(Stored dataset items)

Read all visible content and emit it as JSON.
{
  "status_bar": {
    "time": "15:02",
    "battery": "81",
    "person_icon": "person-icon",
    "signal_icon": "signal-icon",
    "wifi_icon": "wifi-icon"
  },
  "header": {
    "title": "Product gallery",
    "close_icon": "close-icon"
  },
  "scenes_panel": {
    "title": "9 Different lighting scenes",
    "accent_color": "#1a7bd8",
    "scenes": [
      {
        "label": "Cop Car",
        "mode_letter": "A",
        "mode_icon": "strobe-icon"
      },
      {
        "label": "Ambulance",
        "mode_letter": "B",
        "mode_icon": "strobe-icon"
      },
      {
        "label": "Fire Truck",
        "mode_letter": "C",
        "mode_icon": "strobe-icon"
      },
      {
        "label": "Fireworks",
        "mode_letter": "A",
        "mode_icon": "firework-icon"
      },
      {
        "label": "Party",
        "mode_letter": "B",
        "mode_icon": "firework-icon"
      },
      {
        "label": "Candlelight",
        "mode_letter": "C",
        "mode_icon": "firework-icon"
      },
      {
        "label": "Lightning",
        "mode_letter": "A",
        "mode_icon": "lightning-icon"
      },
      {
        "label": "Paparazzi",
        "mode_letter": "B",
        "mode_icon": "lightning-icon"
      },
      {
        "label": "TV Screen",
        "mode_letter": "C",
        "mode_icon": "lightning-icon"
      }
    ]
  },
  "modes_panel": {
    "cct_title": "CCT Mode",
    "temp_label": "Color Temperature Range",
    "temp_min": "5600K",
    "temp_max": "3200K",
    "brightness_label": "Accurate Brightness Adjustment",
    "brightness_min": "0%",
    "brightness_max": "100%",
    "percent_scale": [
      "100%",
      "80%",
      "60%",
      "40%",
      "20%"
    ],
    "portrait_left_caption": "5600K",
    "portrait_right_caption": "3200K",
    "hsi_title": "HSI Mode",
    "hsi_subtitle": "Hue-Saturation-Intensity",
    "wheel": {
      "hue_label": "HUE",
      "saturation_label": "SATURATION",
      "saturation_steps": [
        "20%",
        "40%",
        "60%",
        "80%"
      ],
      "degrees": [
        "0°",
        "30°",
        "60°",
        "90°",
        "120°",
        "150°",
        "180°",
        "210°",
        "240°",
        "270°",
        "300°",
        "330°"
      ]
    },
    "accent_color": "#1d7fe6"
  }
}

▸ Your task
Repeat every line of the data, exactly and in full.

▸ Correct answer
Read all visible content and emit it as JSON.
{
  "status_bar": {
    "time": "15:02",
    "battery": "81",
    "person_icon": "person-icon",
    "signal_icon": "signal-icon",
    "wifi_icon": "wifi-icon"
  },
  "header": {
    "title": "Product gallery",
    "close_icon": "close-icon"
  },
  "scenes_panel": {
    "title": "9 Different lighting scenes",
    "accent_color": "#1a7bd8",
    "scenes": [
      {
        "label": "Cop Car",
        "mode_letter": "A",
        "mode_icon": "strobe-icon"
      },
      {
        "label": "Ambulance",
        "mode_letter": "B",
        "mode_icon": "strobe-icon"
      },
      {
        "label": "Fire Truck",
        "mode_letter": "C",
        "mode_icon": "strobe-icon"
      },
      {
        "label": "Fireworks",
        "mode_letter": "A",
        "mode_icon": "firework-icon"
      },
      {
        "label": "Party",
        "mode_letter": "B",
        "mode_icon": "firework-icon"
      },
      {
        "label": "Candlelight",
        "mode_letter": "C",
        "mode_icon": "firework-icon"
      },
      {
        "label": "Lightning",
        "mode_letter": "A",
        "mode_icon": "lightning-icon"
      },
      {
        "label": "Paparazzi",
        "mode_letter": "B",
        "mode_icon": "lightning-icon"
      },
      {
        "label": "TV Screen",
        "mode_letter": "C",
        "mode_icon": "lightning-icon"
      }
    ]
  },
  "modes_panel": {
    "cct_title": "CCT Mode",
    "temp_label": "Color Temperature Range",
    "temp_min": "5600K",
    "temp_max": "3200K",
    "brightness_label": "Accurate Brightness Adjustment",
    "brightness_min": "0%",
    "brightness_max": "100%",
    "percent_scale": [
      "100%",
      "80%",
      "60%",
      "40%",
      "20%"
    ],
    "portrait_left_caption": "5600K",
    "portrait_right_caption": "3200K",
    "hsi_title": "HSI Mode",
    "hsi_subtitle": "Hue-Saturation-Intensity",
    "wheel": {
      "hue_label": "HUE",
      "saturation_label": "SATURATION",
      "saturation_steps": [
        "20%",
        "40%",
        "60%",
        "80%"
      ],
      "degrees": [
        "0°",
        "30°",
        "60°",
        "90°",
        "120°",
        "150°",
        "180°",
        "210°",
        "240°",
        "270°",
        "300°",
        "330°"
      ]
    },
    "accent_color": "#1d7fe6"
  }
}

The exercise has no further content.